# Exercise input start
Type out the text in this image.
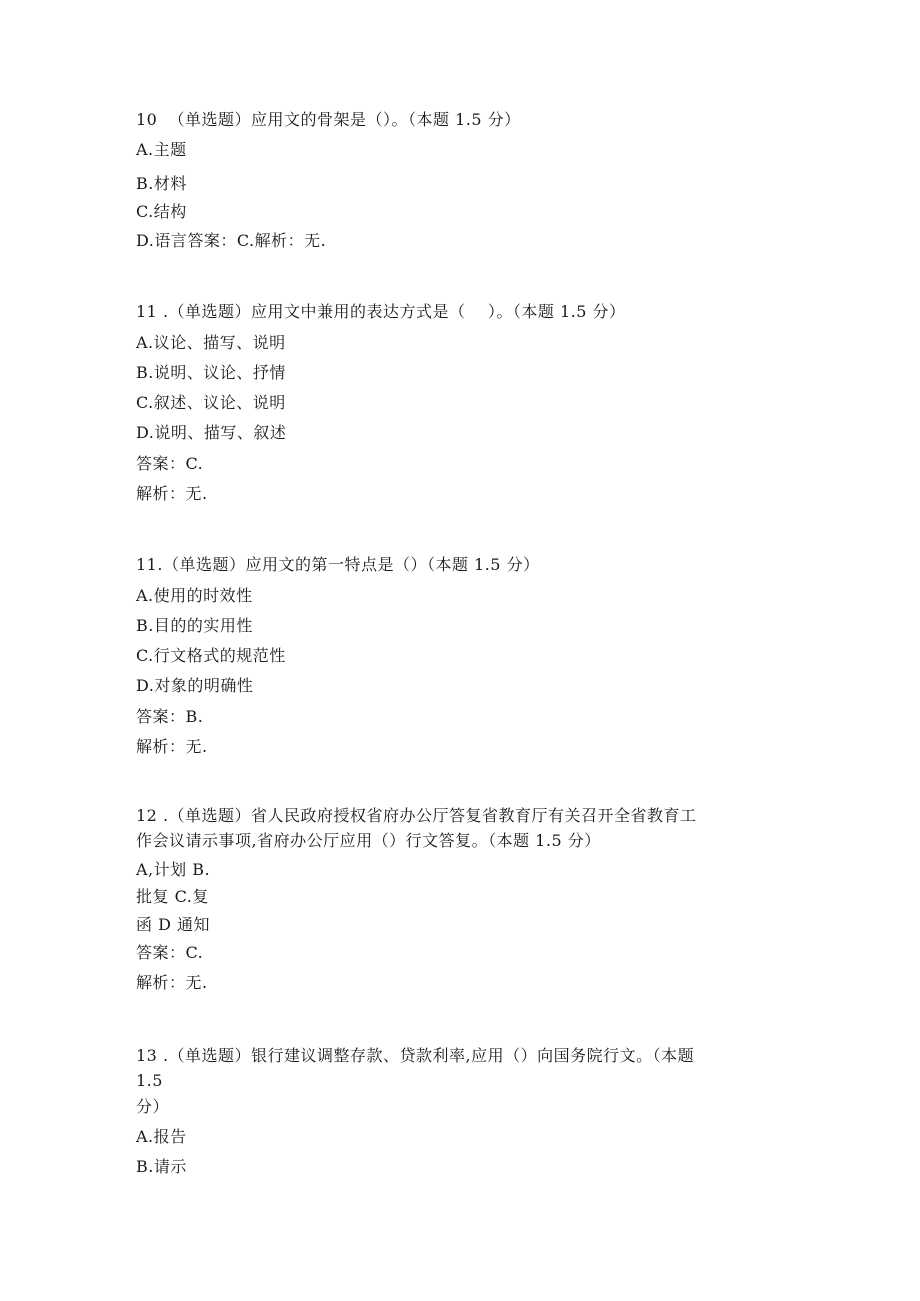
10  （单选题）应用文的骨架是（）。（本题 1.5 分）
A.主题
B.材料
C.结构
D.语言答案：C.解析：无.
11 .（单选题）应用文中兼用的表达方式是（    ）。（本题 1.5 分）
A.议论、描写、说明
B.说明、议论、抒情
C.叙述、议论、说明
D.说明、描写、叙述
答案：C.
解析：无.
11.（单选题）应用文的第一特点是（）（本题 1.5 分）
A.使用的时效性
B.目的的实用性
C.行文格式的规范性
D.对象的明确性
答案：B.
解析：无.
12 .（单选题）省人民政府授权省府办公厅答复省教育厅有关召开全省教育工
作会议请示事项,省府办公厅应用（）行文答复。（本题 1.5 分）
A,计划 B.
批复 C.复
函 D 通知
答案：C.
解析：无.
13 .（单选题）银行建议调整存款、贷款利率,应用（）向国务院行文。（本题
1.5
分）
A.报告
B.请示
# Exercise input end
# Exercise input start
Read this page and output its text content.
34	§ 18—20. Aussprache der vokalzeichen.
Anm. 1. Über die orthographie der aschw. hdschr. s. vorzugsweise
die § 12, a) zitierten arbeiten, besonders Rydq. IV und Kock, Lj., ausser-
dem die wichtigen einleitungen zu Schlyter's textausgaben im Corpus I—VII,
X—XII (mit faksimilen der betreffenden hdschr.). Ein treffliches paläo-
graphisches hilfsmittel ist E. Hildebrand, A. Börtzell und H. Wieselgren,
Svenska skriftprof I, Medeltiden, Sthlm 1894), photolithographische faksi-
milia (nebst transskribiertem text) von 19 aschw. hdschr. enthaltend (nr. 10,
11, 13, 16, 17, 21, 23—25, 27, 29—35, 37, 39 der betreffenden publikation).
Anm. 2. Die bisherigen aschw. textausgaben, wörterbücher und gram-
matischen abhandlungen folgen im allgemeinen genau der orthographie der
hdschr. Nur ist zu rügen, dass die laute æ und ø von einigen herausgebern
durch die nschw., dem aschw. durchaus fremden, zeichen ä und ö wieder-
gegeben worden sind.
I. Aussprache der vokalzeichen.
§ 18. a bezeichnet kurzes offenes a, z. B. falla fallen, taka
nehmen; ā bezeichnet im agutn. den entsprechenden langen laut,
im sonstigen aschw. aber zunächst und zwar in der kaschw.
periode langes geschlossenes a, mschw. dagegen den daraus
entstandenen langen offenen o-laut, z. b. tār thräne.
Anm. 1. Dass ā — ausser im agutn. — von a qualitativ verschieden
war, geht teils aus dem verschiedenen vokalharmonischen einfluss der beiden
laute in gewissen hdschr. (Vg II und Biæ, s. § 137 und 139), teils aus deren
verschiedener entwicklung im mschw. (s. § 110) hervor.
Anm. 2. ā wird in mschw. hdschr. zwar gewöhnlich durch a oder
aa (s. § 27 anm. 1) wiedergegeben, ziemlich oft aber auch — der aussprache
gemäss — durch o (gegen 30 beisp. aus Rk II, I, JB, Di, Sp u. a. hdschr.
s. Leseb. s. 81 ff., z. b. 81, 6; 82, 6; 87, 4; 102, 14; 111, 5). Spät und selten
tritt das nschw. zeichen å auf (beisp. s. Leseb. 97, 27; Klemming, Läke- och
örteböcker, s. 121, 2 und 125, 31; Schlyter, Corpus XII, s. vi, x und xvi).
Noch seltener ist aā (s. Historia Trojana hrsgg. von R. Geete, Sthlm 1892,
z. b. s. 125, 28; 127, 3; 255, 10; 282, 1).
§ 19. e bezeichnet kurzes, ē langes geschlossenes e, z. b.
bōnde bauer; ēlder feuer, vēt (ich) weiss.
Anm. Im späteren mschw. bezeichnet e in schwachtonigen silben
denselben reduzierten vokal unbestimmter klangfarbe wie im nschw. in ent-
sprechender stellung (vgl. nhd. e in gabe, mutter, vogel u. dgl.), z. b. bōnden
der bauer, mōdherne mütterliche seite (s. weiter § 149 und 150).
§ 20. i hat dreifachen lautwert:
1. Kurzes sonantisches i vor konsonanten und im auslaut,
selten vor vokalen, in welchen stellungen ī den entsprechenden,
# Exercise input end
Task instructions: Show every line from the listing above in which the string "laute" appears.

Worked answer:
hdschr. Nur ist zu rügen, dass die laute æ und ø von einigen herausgebern
laute in gewissen hdschr. (Vg II und Biæ, s. § 137 und 139), teils aus deren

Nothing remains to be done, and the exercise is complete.